◆ Supplied entries ◆
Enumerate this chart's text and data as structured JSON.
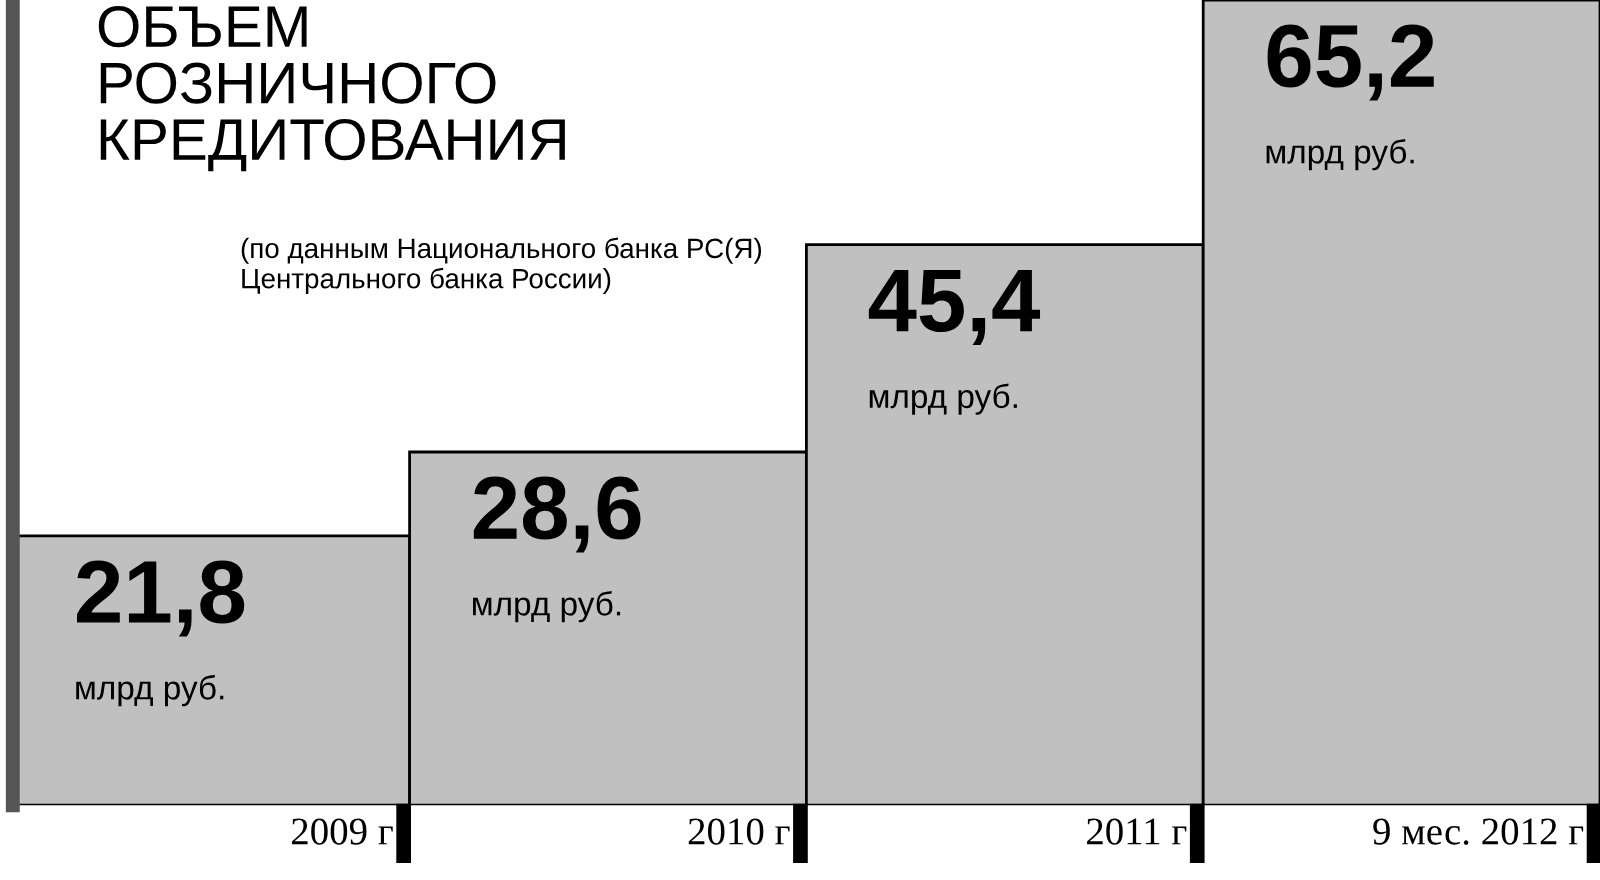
{
  "chart_data": {
    "type": "bar",
    "title": "ОБЪЕМ\nРОЗНИЧНОГО\nКРЕДИТОВАНИЯ",
    "subtitle": "(по данным Национального банка РС(Я)\nЦентрального банка России)",
    "categories": [
      "2009 г",
      "2010 г",
      "2011 г",
      "9 мес. 2012 г"
    ],
    "values": [
      21.8,
      28.6,
      45.4,
      65.2
    ],
    "value_labels": [
      "21,8",
      "28,6",
      "45,4",
      "65,2"
    ],
    "color": "#c0c0c0",
    "annotations": [
      "млрд руб.",
      "млрд руб.",
      "млрд руб.",
      "млрд руб."
    ]
  }
}
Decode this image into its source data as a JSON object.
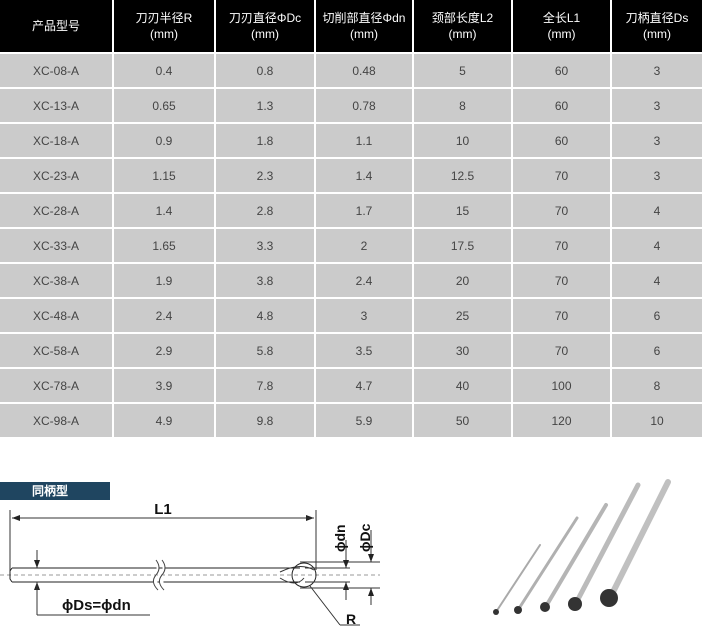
{
  "table": {
    "headers": [
      [
        "产品型号",
        ""
      ],
      [
        "刀刃半径R",
        "(mm)"
      ],
      [
        "刀刃直径ΦDc",
        "(mm)"
      ],
      [
        "切削部直径Φdn",
        "(mm)"
      ],
      [
        "颈部长度L2",
        "(mm)"
      ],
      [
        "全长L1",
        "(mm)"
      ],
      [
        "刀柄直径Ds",
        "(mm)"
      ]
    ],
    "rows": [
      [
        "XC-08-A",
        "0.4",
        "0.8",
        "0.48",
        "5",
        "60",
        "3"
      ],
      [
        "XC-13-A",
        "0.65",
        "1.3",
        "0.78",
        "8",
        "60",
        "3"
      ],
      [
        "XC-18-A",
        "0.9",
        "1.8",
        "1.1",
        "10",
        "60",
        "3"
      ],
      [
        "XC-23-A",
        "1.15",
        "2.3",
        "1.4",
        "12.5",
        "70",
        "3"
      ],
      [
        "XC-28-A",
        "1.4",
        "2.8",
        "1.7",
        "15",
        "70",
        "4"
      ],
      [
        "XC-33-A",
        "1.65",
        "3.3",
        "2",
        "17.5",
        "70",
        "4"
      ],
      [
        "XC-38-A",
        "1.9",
        "3.8",
        "2.4",
        "20",
        "70",
        "4"
      ],
      [
        "XC-48-A",
        "2.4",
        "4.8",
        "3",
        "25",
        "70",
        "6"
      ],
      [
        "XC-58-A",
        "2.9",
        "5.8",
        "3.5",
        "30",
        "70",
        "6"
      ],
      [
        "XC-78-A",
        "3.9",
        "7.8",
        "4.7",
        "40",
        "100",
        "8"
      ],
      [
        "XC-98-A",
        "4.9",
        "9.8",
        "5.9",
        "50",
        "120",
        "10"
      ]
    ]
  },
  "diagram": {
    "banner": "同柄型",
    "l1": "L1",
    "dn": "ϕdn",
    "dc": "ϕDc",
    "ds": "ϕDs=ϕdn",
    "r": "R"
  },
  "colors": {
    "header_bg": "#000000",
    "row_bg": "#cbcbcb",
    "banner_bg": "#1f4560"
  }
}
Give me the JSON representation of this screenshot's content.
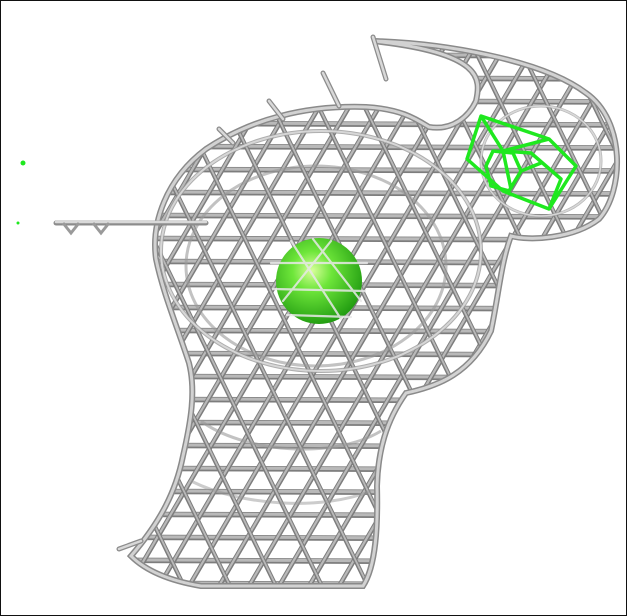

◆ Short exercise ◆
Pull out all lines from the entries above that include the word "this".

◆ Reply ◆
Enumerate this chart's text and data as structured JSON.
Decode this image into its source data as a JSON object.
Give me the JSON representation of this screenshot's content.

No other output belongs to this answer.